Excerpt from a dataset
::::::::::

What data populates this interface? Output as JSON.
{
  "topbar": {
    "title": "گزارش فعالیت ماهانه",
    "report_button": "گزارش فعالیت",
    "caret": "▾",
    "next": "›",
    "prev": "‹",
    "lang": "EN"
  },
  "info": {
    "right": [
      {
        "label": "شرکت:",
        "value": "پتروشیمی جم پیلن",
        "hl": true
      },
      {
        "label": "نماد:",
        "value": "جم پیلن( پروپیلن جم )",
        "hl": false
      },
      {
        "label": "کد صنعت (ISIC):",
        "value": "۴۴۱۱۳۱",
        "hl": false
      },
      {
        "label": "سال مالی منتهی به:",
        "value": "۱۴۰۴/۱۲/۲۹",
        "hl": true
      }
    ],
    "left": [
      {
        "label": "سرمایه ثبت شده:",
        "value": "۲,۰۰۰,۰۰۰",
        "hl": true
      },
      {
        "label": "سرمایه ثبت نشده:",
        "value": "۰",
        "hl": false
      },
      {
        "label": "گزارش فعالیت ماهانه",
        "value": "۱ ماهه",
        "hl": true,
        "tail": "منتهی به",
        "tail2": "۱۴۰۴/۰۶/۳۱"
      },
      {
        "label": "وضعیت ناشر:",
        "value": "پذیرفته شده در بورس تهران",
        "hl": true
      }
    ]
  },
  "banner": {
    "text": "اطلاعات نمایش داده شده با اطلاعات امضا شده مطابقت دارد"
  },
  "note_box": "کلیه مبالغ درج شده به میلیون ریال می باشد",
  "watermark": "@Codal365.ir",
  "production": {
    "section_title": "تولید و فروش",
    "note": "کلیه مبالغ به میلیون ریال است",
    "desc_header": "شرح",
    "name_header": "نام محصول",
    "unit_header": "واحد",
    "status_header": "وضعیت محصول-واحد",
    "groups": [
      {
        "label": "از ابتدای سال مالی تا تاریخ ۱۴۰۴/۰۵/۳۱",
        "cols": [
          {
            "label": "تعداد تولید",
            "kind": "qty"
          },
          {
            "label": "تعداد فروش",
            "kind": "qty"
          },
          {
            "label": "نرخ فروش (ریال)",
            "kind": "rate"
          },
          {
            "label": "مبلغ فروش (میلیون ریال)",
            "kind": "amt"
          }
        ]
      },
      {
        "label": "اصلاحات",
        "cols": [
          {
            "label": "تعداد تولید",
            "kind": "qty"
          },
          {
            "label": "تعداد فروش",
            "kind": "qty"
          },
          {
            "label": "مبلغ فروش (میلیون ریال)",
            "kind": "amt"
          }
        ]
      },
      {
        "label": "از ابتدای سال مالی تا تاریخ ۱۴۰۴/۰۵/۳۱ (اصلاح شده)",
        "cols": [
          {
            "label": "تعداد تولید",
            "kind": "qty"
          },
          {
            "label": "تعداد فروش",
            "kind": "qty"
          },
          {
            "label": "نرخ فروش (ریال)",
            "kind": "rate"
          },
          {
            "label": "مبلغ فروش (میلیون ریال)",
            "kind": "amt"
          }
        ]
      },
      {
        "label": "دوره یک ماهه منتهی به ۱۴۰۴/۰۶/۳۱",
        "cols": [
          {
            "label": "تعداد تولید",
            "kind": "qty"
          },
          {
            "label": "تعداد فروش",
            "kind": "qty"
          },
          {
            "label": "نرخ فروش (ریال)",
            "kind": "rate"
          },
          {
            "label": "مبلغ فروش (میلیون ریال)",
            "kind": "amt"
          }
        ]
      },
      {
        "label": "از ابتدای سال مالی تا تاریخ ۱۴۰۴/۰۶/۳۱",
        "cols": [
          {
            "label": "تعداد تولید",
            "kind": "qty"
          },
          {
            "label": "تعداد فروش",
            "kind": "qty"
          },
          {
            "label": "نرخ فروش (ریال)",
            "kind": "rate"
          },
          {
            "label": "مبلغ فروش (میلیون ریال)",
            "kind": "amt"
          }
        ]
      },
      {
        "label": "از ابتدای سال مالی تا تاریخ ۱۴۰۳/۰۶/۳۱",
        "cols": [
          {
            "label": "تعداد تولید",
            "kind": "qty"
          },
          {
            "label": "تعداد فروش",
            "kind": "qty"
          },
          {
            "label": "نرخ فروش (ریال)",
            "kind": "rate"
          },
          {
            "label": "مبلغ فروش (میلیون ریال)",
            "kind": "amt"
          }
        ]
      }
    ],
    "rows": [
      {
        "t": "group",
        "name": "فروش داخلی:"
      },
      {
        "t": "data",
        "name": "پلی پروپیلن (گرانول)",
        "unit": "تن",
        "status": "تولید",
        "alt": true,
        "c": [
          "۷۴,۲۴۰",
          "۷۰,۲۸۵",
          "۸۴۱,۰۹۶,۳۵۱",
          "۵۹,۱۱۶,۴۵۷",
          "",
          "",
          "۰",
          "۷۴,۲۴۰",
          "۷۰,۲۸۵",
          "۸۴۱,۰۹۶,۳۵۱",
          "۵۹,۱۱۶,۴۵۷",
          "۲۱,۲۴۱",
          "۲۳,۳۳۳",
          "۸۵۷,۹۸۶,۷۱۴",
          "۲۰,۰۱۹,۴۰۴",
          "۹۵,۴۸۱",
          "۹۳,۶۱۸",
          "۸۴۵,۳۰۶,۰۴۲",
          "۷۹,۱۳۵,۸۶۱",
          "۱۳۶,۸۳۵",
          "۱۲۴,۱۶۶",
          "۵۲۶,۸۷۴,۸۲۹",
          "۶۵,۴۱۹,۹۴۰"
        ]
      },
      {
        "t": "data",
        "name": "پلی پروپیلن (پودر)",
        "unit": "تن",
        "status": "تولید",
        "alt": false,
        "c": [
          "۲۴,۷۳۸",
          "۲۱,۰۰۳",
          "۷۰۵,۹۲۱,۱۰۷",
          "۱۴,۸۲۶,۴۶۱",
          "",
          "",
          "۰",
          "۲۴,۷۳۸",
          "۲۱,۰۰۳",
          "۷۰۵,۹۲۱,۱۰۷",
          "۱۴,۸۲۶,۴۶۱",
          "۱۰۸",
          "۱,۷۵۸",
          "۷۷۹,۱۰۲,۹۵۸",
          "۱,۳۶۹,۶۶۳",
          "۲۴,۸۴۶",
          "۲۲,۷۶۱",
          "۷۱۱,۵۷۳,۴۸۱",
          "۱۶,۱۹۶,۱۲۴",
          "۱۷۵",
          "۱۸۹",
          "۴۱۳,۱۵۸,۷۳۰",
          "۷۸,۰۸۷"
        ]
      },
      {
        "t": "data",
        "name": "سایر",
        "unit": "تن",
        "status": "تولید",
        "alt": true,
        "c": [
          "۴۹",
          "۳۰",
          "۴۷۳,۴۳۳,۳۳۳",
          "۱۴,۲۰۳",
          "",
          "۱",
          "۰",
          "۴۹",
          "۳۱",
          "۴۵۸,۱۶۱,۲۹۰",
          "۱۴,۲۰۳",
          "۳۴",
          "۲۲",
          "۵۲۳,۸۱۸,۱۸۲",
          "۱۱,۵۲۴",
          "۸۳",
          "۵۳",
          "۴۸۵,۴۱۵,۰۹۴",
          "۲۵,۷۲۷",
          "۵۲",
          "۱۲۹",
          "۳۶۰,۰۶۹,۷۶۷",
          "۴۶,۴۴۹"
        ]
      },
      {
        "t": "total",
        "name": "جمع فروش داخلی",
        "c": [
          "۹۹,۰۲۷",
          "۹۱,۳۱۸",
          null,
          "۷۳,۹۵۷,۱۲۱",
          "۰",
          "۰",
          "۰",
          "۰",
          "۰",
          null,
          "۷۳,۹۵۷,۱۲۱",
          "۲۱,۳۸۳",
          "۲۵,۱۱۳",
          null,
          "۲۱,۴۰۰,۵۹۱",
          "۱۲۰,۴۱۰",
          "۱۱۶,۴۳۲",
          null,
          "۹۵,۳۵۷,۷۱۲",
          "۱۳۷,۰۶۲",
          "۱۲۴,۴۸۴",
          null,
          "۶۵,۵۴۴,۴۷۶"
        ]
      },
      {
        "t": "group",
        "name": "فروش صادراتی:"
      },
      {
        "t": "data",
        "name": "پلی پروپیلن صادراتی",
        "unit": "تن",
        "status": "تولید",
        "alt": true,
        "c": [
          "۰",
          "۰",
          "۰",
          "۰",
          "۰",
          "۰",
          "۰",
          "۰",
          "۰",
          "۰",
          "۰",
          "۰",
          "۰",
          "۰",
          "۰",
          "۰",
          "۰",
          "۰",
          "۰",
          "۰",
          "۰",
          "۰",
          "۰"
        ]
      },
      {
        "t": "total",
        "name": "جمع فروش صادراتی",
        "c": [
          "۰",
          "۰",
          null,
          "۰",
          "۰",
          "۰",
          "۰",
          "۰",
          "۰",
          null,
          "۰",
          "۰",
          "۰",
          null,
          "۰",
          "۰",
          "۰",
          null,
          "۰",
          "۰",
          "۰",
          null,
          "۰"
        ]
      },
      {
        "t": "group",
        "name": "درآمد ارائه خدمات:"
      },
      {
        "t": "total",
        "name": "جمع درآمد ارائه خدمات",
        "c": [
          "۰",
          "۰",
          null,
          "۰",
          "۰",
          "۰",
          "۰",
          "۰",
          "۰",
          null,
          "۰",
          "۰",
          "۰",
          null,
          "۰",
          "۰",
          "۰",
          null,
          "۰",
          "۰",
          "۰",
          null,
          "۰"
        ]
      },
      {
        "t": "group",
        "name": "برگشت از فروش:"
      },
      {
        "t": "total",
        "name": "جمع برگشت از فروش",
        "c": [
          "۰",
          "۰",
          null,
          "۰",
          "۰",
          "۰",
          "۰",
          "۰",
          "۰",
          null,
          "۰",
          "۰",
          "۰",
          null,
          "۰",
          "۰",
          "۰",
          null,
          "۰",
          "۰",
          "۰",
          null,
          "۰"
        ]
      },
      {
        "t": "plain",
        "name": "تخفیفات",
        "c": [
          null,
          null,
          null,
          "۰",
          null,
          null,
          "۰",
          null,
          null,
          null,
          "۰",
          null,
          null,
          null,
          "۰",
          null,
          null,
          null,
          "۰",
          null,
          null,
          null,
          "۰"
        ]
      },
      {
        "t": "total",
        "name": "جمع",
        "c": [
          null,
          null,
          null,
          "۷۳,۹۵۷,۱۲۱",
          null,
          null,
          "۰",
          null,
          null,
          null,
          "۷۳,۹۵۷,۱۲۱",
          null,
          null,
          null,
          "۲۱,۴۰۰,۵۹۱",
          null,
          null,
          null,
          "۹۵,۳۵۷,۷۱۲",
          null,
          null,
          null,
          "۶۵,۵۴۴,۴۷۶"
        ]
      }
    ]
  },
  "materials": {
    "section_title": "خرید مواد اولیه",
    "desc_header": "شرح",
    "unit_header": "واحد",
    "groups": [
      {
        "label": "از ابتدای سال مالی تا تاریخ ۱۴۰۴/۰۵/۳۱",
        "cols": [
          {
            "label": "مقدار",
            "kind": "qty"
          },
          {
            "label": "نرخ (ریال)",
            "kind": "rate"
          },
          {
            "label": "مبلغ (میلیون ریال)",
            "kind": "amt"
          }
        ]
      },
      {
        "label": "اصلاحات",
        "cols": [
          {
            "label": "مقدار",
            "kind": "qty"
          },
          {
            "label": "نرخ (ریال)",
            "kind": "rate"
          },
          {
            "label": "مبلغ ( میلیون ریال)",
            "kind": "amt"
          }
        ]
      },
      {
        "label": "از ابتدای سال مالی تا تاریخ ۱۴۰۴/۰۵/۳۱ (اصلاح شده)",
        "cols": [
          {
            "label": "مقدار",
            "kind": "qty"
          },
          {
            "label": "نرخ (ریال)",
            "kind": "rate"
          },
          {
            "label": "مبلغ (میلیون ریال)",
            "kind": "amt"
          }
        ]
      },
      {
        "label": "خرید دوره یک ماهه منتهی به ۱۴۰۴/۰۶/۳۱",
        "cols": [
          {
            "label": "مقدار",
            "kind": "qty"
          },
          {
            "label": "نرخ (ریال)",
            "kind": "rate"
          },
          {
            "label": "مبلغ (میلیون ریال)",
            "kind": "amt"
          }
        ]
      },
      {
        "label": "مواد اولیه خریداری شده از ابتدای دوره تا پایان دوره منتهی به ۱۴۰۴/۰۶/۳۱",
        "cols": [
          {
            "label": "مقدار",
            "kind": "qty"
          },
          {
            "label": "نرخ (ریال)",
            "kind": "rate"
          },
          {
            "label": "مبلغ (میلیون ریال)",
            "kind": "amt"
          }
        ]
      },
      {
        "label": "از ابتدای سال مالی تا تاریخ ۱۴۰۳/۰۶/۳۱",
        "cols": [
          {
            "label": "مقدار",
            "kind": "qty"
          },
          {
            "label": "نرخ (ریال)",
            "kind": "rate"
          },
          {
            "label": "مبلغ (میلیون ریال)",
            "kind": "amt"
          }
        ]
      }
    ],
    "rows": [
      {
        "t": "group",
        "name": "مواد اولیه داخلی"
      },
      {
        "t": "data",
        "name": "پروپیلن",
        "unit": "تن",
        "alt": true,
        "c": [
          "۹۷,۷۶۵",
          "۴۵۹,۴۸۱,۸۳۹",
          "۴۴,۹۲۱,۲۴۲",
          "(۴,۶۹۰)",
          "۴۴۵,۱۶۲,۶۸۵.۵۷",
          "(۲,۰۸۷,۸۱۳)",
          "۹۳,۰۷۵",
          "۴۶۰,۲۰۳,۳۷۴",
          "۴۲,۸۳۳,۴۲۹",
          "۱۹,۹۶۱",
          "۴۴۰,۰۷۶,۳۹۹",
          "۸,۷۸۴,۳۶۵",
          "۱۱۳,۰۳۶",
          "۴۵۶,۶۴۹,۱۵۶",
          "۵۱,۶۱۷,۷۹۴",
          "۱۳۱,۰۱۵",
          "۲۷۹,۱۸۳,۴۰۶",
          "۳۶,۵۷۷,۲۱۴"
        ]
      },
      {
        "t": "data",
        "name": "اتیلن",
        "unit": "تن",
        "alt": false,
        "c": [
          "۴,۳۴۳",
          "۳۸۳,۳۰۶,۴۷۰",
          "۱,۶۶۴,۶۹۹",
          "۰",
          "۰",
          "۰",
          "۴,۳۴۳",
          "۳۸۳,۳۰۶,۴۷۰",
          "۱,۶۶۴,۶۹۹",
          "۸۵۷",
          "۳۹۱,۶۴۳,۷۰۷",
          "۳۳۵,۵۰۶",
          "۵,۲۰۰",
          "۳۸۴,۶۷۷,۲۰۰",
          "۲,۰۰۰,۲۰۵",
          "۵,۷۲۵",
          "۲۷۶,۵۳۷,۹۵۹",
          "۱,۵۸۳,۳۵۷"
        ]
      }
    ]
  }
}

::::::::::

_PROBLEM TO WORK ON:_
Scan the records above for the string "سرمایه", then select every line that holds it.

_FULL OUTPUT:_
        "label": "سرمایه ثبت شده:",
        "label": "سرمایه ثبت نشده:",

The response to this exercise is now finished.